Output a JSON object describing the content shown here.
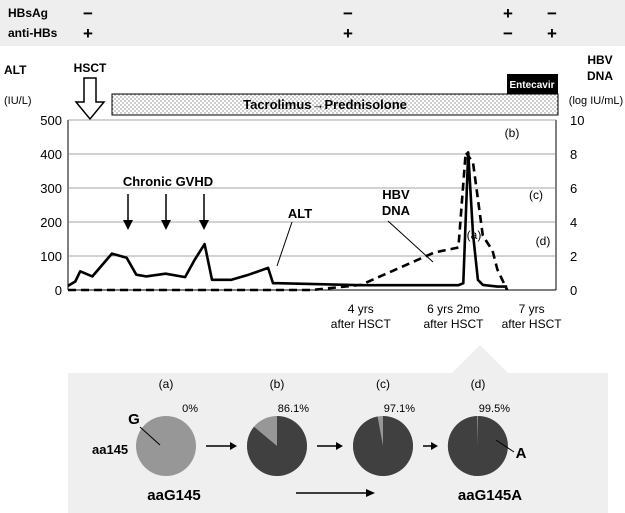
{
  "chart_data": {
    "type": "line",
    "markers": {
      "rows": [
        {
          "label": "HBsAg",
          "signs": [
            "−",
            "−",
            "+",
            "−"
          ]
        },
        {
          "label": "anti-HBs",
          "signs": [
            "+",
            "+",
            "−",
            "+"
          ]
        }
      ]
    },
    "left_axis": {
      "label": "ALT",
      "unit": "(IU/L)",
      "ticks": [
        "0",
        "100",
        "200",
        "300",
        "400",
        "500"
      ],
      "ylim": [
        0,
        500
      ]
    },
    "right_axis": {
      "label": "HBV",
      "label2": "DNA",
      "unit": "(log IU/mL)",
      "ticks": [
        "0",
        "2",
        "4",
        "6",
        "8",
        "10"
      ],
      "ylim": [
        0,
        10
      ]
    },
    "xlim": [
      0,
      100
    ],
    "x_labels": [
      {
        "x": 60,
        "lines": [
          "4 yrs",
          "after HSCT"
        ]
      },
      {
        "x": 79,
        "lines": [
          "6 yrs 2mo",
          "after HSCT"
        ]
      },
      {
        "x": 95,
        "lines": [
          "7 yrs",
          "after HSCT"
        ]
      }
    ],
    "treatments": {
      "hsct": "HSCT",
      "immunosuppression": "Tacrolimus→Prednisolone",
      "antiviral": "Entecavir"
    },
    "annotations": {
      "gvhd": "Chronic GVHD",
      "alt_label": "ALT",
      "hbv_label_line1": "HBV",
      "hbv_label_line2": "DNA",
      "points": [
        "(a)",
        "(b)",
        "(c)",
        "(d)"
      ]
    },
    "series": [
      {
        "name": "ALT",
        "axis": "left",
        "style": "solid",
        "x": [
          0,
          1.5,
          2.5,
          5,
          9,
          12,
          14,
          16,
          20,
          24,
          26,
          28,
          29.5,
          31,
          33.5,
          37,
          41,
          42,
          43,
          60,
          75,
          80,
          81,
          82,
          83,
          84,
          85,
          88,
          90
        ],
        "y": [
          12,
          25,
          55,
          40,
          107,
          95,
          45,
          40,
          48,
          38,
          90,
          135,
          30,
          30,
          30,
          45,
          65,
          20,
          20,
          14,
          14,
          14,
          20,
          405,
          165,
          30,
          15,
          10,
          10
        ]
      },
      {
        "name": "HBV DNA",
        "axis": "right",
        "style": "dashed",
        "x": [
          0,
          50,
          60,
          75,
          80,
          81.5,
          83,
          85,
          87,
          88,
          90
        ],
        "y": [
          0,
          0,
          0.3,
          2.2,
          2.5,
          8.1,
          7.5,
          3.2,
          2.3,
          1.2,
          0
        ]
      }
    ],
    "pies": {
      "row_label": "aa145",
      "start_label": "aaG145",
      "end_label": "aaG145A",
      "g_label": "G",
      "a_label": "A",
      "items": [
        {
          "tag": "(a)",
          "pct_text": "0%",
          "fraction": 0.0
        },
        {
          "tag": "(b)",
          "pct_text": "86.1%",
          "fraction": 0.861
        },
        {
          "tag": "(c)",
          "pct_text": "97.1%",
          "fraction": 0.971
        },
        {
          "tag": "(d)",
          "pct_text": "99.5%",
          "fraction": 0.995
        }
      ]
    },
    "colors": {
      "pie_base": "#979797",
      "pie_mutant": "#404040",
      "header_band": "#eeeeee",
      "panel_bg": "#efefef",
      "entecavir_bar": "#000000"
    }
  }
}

==

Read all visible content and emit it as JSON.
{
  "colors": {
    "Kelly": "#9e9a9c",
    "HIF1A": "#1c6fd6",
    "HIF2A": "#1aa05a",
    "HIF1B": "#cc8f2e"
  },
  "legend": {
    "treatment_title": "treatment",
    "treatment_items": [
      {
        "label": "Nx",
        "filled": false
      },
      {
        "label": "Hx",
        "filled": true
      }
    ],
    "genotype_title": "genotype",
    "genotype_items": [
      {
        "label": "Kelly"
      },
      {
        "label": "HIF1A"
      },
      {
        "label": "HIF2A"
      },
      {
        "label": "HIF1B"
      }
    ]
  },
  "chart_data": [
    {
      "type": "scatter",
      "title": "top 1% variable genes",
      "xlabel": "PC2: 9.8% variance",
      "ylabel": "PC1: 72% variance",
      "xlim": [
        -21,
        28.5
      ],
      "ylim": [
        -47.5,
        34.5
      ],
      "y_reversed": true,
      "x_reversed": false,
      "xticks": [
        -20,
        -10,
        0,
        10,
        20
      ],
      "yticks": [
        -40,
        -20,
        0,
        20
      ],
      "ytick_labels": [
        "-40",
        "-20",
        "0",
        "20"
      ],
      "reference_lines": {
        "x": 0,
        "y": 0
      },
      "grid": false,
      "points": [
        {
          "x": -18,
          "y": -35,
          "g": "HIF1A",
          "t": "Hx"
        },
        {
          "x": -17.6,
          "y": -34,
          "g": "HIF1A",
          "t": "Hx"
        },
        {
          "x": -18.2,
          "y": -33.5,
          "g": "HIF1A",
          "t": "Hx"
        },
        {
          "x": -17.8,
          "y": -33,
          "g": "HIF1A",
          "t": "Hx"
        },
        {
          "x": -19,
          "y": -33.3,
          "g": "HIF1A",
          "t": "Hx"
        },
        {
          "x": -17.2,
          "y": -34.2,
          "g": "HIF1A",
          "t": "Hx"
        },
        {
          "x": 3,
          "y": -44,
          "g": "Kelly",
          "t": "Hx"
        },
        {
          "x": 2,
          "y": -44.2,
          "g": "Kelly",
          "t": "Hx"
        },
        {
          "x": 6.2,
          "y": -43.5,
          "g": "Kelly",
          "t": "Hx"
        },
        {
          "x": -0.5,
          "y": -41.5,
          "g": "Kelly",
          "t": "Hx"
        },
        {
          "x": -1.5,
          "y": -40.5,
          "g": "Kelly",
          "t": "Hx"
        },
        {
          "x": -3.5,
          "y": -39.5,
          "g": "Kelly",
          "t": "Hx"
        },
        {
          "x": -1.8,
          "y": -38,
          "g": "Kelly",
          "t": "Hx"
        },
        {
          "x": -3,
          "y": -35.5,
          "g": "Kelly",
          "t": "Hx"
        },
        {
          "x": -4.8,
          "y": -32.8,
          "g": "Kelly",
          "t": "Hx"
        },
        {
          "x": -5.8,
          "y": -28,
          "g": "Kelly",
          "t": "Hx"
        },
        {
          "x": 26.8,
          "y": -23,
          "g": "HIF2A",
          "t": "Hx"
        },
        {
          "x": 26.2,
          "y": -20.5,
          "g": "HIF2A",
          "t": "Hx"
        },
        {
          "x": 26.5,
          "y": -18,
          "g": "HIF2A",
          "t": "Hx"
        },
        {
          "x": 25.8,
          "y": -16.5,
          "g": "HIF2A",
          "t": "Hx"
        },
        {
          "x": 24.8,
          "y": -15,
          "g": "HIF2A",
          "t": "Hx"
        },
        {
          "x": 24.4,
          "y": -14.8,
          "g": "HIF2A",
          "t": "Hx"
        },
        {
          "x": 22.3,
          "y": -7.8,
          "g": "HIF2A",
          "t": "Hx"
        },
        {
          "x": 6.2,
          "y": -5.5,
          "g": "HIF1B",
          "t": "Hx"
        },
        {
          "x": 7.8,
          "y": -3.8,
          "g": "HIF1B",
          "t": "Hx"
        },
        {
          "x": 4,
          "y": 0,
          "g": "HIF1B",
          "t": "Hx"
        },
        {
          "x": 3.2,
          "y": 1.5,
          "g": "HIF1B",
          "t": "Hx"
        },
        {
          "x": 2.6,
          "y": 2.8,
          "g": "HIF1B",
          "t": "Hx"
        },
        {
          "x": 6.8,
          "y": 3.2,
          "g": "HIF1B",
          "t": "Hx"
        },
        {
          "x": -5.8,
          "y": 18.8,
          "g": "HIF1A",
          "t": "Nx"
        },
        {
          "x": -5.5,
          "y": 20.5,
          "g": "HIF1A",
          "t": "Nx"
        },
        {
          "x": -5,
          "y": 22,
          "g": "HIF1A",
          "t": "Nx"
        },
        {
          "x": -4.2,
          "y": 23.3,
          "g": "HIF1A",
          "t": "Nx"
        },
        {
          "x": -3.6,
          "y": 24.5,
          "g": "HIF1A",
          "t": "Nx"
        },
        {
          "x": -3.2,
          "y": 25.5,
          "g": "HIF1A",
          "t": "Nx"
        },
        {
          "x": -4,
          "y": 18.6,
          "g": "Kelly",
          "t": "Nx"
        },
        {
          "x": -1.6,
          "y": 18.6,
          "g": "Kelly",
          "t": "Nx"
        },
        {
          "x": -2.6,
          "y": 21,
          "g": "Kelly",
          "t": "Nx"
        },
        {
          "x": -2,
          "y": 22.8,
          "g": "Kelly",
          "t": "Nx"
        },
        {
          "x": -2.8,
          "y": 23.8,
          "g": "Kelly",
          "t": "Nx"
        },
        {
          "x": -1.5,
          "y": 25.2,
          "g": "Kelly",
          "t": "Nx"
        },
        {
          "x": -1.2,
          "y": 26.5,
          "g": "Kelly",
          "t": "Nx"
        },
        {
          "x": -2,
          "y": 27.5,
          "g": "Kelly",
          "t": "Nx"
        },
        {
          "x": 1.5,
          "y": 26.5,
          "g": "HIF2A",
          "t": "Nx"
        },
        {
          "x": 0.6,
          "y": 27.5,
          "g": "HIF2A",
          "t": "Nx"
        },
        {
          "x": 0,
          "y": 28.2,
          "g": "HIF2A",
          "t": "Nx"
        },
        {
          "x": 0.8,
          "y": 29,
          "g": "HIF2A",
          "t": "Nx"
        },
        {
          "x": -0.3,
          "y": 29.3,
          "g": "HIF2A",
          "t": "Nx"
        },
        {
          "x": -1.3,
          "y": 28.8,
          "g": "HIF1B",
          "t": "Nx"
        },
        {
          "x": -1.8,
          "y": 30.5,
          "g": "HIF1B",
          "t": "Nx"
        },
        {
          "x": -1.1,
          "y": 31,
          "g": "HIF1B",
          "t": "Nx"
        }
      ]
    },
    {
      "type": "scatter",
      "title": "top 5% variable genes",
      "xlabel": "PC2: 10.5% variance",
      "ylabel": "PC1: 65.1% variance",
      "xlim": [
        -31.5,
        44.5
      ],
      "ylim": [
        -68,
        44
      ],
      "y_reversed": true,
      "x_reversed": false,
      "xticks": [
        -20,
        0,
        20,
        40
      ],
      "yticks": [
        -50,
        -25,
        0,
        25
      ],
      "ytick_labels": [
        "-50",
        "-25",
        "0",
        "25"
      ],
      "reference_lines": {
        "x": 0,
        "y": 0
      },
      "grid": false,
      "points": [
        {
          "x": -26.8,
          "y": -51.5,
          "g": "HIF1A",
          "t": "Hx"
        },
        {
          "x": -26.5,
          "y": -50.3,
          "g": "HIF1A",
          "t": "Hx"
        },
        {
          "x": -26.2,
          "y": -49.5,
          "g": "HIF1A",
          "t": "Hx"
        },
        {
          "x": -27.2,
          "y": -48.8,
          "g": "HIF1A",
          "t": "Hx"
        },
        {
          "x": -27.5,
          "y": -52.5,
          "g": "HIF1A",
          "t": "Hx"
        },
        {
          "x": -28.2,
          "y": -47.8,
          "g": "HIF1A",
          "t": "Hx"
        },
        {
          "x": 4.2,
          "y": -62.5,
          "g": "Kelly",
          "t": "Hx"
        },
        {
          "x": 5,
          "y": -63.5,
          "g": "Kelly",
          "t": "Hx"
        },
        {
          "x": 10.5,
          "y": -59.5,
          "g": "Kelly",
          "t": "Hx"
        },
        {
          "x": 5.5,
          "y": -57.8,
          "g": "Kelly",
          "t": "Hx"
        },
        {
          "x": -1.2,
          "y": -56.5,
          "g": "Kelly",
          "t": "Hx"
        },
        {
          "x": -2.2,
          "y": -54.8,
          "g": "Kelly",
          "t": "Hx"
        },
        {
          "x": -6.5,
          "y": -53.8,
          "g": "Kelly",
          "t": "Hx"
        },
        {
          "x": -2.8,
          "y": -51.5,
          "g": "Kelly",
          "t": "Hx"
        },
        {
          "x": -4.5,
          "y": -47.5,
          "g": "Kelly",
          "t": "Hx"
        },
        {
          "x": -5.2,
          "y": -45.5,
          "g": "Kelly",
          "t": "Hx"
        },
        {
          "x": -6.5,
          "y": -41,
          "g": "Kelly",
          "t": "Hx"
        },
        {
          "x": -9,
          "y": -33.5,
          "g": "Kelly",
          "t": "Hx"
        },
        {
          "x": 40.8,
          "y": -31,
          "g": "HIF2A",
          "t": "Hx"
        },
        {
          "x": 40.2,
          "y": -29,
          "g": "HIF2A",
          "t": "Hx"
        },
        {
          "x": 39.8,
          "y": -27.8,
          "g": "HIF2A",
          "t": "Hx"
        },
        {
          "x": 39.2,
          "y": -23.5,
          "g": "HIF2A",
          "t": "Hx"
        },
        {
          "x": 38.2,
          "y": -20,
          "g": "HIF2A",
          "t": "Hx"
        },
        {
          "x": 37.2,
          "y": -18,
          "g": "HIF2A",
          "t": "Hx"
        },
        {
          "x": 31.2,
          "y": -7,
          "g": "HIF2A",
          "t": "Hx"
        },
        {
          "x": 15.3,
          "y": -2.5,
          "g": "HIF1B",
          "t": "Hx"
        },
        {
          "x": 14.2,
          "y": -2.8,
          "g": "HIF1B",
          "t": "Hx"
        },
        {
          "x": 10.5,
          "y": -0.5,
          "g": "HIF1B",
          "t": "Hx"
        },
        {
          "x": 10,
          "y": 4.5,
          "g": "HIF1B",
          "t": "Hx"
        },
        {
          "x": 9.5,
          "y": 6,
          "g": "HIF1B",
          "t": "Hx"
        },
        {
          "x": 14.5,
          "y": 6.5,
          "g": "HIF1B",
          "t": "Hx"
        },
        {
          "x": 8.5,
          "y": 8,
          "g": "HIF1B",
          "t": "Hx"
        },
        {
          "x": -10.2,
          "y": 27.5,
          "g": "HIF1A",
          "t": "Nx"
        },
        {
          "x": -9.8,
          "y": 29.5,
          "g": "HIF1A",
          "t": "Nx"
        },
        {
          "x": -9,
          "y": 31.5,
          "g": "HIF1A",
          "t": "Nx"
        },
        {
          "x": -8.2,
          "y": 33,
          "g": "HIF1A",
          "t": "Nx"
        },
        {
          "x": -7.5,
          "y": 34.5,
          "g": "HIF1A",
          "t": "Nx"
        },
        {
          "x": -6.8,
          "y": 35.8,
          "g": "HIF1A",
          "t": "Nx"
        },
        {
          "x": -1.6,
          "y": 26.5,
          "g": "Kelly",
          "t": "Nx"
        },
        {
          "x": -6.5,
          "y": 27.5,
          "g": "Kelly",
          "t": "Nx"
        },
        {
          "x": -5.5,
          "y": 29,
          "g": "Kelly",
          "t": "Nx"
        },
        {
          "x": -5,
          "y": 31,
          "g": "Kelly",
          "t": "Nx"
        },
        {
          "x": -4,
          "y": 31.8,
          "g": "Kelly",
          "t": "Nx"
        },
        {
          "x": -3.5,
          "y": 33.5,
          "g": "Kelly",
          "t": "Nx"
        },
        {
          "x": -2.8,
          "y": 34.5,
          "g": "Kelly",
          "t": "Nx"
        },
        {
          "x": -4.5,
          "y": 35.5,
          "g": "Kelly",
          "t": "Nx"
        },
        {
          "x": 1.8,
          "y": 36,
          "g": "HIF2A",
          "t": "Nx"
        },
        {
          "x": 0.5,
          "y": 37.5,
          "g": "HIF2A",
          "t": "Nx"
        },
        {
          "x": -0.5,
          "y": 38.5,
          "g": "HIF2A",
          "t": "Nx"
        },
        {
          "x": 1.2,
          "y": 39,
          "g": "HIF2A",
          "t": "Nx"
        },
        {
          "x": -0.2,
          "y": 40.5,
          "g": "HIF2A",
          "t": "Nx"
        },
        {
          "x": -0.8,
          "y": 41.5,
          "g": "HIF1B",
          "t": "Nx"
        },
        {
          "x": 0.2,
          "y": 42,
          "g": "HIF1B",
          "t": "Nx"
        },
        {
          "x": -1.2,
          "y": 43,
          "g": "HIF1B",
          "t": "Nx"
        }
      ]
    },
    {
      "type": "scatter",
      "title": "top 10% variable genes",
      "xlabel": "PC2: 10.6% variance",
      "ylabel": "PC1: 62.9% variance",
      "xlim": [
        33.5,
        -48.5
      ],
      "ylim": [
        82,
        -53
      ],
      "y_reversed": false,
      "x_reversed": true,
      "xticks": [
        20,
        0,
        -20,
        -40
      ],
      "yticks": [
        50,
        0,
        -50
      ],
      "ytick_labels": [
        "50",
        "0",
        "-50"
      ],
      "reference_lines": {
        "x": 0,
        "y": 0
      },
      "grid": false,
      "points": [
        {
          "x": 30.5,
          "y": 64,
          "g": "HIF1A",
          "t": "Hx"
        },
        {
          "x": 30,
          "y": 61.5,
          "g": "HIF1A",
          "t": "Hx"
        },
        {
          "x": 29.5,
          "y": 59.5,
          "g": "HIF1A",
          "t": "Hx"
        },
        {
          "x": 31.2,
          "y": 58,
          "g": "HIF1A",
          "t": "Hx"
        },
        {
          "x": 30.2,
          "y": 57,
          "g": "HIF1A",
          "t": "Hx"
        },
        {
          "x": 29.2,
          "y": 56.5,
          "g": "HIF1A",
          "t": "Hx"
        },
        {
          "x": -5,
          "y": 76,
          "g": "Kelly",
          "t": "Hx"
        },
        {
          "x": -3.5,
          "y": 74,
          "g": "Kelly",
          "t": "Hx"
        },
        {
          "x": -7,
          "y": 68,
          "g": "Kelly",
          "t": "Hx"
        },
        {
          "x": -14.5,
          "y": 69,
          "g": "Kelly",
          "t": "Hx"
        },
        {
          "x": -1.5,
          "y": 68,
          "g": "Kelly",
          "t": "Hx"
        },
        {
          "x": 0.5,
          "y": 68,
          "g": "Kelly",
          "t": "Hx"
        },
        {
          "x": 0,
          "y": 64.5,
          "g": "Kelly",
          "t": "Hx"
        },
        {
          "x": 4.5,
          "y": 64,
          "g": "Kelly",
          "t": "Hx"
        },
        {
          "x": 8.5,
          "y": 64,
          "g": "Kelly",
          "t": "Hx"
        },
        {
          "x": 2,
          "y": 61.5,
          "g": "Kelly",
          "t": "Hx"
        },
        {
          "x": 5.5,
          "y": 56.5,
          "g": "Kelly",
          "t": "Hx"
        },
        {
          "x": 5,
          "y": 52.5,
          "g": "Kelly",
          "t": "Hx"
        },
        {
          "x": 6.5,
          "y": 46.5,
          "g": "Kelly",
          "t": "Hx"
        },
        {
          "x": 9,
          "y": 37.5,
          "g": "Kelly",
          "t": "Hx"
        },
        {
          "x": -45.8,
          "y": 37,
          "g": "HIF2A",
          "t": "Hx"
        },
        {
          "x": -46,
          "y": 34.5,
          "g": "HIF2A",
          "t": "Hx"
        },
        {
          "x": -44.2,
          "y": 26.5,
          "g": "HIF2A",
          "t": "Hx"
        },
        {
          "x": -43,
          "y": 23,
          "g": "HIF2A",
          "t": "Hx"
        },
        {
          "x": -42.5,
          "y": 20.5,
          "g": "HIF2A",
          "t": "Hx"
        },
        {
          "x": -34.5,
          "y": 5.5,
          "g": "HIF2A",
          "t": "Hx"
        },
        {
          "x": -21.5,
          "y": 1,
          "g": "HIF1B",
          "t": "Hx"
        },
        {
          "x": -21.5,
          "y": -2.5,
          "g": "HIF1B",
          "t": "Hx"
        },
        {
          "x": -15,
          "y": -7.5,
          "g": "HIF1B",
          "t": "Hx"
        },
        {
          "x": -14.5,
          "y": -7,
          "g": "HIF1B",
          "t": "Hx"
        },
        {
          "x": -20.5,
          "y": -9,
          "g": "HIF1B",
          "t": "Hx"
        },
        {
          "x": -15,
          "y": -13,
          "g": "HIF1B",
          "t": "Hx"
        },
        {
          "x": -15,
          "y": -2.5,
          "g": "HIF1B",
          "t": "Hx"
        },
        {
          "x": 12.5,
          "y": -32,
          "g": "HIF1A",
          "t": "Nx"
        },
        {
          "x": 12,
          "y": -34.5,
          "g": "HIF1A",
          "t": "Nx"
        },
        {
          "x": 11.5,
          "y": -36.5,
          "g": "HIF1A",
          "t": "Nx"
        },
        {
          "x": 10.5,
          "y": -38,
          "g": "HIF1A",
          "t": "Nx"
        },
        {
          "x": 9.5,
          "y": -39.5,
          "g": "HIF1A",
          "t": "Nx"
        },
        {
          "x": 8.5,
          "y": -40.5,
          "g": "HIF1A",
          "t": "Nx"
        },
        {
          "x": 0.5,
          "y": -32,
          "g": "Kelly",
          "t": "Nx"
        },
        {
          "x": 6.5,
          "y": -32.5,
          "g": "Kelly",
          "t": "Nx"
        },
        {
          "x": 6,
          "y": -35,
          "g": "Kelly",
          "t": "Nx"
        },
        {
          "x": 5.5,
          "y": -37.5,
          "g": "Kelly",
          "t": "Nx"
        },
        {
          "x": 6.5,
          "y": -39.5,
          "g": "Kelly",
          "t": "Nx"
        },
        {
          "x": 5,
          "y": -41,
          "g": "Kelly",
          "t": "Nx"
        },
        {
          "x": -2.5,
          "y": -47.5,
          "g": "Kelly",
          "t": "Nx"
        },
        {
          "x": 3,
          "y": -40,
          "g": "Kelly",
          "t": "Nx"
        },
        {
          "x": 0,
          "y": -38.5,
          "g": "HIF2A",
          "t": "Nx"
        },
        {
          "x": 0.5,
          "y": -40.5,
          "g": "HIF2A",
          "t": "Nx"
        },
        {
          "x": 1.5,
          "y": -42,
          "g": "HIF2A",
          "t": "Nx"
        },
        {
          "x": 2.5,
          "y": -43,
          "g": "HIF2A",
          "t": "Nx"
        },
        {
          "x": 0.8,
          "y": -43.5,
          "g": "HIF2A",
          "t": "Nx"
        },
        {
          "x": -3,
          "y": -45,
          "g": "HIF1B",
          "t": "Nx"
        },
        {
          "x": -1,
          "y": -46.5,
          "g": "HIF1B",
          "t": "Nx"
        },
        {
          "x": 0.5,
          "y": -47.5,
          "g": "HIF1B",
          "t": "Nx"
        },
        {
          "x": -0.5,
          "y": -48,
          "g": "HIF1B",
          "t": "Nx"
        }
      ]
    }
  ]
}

Task to carry out
Whenever the string "ylabel" shows up in a line of the records, copy that line.

Your solution
      "ylabel": "PC1: 72% variance",
      "ylabel": "PC1: 65.1% variance",
      "ylabel": "PC1: 62.9% variance",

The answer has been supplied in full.